Lift out all lines below that contain "What".

[Data listing]
>>

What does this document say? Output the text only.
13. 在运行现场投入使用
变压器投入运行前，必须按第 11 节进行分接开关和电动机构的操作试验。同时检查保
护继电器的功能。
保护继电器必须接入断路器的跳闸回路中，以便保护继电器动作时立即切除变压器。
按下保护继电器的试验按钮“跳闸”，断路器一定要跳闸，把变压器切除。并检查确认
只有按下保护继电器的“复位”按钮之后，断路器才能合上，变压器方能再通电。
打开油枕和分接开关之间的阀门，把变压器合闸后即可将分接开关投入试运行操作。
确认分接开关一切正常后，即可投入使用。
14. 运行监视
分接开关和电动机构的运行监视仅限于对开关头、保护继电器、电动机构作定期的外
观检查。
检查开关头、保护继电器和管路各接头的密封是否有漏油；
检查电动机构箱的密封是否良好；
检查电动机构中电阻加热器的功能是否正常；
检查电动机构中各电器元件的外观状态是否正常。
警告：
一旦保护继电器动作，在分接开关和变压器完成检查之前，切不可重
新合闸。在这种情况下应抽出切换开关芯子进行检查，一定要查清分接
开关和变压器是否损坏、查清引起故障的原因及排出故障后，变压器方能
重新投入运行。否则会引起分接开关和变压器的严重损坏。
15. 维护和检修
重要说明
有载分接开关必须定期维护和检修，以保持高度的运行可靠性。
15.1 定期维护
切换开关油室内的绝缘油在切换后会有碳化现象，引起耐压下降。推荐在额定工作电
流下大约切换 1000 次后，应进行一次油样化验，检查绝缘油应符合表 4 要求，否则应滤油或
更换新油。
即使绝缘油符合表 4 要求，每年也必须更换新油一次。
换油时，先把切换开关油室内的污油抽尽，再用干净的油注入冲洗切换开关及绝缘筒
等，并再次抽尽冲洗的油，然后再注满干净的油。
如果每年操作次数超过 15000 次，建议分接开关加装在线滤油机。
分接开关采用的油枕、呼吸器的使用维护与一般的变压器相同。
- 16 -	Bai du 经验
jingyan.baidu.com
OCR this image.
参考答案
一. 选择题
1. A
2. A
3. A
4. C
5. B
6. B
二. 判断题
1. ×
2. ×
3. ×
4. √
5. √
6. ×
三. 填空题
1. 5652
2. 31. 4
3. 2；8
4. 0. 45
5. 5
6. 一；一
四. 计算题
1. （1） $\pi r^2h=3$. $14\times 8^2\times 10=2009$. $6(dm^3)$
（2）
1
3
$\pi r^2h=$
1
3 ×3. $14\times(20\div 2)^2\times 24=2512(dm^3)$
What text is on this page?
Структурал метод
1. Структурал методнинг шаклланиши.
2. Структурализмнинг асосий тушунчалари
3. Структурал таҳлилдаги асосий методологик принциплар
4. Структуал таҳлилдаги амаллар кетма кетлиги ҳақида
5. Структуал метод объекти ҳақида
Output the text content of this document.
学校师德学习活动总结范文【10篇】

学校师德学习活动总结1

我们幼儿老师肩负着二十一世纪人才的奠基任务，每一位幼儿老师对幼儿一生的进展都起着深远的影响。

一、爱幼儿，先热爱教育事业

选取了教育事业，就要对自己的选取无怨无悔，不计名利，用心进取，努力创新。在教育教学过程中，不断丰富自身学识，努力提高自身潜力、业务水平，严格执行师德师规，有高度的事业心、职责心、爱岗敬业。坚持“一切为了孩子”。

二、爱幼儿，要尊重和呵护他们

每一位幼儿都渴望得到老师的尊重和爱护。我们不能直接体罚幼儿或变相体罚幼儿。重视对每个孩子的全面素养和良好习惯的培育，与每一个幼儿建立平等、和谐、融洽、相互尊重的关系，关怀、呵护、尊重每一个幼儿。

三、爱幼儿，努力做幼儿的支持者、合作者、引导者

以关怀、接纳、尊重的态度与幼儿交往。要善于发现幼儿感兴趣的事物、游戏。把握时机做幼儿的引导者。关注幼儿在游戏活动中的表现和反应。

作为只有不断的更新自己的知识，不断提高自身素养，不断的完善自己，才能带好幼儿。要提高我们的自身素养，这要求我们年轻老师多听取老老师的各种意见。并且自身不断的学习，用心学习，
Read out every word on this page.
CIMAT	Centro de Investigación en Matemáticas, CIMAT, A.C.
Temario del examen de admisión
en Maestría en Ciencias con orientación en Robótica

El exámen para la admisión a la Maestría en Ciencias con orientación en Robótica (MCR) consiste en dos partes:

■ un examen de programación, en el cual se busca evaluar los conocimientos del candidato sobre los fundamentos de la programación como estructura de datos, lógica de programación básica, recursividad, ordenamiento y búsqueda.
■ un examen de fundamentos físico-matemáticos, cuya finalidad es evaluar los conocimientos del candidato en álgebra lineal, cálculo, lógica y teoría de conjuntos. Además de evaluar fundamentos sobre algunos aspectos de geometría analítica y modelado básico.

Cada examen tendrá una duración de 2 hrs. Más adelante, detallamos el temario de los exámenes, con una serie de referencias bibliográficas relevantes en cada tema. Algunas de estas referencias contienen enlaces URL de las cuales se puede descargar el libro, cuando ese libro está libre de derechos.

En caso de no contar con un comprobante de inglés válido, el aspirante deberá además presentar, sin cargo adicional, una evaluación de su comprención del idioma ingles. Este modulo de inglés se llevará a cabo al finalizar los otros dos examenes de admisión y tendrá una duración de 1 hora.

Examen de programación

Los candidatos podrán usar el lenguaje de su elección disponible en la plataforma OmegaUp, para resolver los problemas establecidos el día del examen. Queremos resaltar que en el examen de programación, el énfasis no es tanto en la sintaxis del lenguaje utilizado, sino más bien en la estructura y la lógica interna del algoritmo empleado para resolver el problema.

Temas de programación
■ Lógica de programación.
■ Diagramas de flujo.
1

<<

Full answer ▸
What does this document say? Output the text only.
What text is on this page?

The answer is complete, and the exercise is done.